## Request
From the entries below, pull out each line where "ylabel" appears.

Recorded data
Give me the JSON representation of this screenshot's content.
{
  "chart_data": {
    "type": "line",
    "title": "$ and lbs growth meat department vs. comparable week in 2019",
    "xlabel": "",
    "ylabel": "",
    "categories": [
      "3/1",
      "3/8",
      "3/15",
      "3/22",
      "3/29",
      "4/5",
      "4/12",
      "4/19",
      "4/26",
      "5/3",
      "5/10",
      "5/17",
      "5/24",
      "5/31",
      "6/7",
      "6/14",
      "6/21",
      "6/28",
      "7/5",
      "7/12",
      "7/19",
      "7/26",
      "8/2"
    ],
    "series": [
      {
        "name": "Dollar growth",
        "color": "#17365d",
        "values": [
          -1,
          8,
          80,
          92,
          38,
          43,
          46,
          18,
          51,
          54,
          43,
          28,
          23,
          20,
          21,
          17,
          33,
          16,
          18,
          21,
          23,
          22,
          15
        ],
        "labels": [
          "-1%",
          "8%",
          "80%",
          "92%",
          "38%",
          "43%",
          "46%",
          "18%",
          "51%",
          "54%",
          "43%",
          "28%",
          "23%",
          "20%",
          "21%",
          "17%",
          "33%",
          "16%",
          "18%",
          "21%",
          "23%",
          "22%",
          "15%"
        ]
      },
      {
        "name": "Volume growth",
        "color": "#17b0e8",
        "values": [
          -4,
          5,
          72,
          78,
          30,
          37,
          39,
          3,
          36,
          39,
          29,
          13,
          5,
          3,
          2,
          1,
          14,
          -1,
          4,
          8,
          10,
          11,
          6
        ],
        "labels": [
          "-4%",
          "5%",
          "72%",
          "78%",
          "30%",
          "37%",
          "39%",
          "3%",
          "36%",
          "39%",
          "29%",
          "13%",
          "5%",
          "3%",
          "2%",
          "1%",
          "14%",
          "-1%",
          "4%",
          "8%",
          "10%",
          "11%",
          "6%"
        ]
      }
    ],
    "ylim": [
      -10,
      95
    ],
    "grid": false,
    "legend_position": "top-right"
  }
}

* * *

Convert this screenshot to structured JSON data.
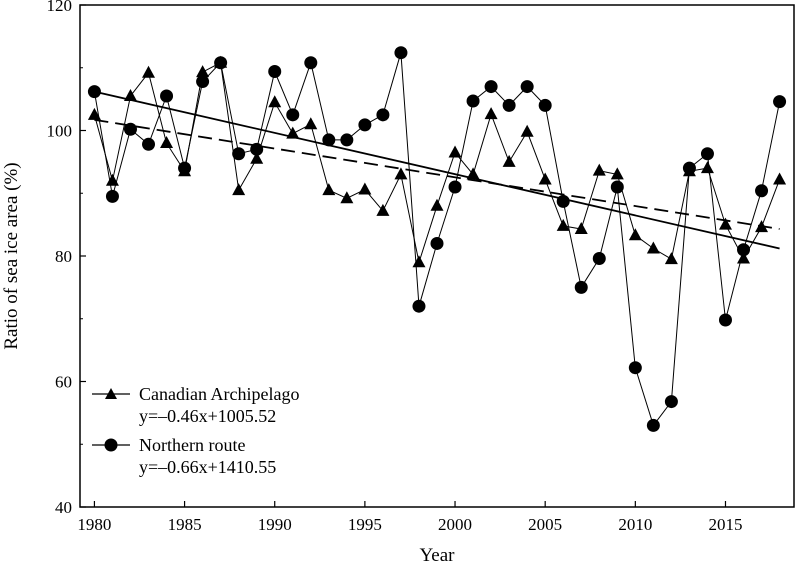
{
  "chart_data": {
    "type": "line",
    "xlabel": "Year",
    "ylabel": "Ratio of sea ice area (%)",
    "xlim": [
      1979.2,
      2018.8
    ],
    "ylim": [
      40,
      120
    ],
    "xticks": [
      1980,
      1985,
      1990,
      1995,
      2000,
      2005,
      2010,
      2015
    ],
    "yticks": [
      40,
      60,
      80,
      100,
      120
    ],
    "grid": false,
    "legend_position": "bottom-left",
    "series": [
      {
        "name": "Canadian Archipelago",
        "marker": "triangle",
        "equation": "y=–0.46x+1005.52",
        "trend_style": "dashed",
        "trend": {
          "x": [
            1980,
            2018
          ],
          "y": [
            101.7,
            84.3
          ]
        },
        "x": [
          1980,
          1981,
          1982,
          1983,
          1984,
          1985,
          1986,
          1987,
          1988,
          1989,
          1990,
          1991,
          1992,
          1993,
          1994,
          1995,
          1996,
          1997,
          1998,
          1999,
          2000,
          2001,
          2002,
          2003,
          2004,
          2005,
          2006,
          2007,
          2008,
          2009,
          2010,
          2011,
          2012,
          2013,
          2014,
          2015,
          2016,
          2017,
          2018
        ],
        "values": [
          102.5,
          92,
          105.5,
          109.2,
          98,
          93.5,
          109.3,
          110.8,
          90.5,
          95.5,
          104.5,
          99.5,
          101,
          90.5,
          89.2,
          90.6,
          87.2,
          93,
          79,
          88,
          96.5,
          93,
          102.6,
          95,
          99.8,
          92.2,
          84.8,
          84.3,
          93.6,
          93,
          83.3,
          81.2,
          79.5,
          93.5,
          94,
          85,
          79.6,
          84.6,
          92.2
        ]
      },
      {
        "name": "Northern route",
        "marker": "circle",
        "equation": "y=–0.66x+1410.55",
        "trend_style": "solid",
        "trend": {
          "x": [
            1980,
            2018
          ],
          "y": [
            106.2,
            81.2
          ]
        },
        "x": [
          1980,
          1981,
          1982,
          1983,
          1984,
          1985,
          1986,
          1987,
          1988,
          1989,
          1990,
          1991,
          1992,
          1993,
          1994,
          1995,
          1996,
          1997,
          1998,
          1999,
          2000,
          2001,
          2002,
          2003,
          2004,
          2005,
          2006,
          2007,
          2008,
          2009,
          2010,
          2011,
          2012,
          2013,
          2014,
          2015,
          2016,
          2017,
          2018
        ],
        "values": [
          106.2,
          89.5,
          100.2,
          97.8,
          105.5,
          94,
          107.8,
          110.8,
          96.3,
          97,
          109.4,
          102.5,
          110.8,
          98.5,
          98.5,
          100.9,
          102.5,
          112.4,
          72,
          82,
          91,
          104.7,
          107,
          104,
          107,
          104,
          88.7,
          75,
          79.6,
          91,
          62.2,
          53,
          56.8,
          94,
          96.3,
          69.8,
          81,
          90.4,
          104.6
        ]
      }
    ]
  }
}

* * *

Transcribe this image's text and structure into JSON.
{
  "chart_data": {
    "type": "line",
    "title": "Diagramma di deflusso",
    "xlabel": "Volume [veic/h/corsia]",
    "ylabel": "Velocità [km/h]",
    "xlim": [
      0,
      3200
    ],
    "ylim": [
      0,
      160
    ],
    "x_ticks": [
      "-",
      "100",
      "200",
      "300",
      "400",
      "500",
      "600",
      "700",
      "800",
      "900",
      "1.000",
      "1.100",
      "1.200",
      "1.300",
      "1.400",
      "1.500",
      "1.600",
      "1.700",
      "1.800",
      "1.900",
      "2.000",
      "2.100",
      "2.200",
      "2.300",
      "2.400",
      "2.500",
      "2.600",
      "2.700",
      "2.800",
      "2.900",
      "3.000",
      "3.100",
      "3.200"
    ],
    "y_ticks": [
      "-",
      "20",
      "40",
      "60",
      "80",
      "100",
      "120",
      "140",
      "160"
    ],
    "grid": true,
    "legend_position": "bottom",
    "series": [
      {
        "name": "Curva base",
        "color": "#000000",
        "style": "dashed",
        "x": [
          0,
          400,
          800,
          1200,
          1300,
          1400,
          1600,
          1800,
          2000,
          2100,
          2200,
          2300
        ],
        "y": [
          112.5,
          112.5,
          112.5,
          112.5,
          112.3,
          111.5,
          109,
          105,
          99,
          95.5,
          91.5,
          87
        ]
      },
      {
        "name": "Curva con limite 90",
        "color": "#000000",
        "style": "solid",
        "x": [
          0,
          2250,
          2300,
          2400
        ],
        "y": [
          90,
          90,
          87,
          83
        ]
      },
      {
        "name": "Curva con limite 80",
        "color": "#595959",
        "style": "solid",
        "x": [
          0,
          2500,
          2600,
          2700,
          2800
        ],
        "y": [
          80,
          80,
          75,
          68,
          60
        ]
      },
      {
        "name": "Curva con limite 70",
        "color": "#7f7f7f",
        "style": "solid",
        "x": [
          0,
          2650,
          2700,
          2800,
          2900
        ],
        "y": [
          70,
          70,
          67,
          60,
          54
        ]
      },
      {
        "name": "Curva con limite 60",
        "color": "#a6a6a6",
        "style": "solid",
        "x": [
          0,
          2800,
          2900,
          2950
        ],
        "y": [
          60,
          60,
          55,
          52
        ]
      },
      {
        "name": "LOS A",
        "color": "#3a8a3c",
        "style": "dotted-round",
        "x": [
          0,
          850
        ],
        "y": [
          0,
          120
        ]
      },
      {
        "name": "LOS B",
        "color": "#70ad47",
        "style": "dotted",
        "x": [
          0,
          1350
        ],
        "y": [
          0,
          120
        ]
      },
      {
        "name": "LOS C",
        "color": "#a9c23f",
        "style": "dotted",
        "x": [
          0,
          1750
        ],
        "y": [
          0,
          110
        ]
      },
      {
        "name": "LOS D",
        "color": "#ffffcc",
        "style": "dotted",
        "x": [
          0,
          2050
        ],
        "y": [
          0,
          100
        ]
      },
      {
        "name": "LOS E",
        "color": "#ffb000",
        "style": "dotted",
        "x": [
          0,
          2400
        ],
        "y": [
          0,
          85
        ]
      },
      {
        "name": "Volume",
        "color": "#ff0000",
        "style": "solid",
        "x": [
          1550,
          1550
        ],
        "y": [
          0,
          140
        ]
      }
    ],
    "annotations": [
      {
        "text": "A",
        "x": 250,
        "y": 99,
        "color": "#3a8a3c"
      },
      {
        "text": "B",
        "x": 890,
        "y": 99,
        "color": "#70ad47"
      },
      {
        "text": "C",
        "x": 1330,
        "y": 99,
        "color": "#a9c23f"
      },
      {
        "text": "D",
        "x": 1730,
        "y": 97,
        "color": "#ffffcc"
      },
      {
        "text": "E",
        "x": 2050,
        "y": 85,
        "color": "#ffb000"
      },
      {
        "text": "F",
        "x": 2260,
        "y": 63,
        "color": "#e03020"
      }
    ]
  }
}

## Written solution
    "ylabel": "",
    "ylabel": "Ratio of sea ice area (%)",
    "ylabel": "Velocità [km/h]",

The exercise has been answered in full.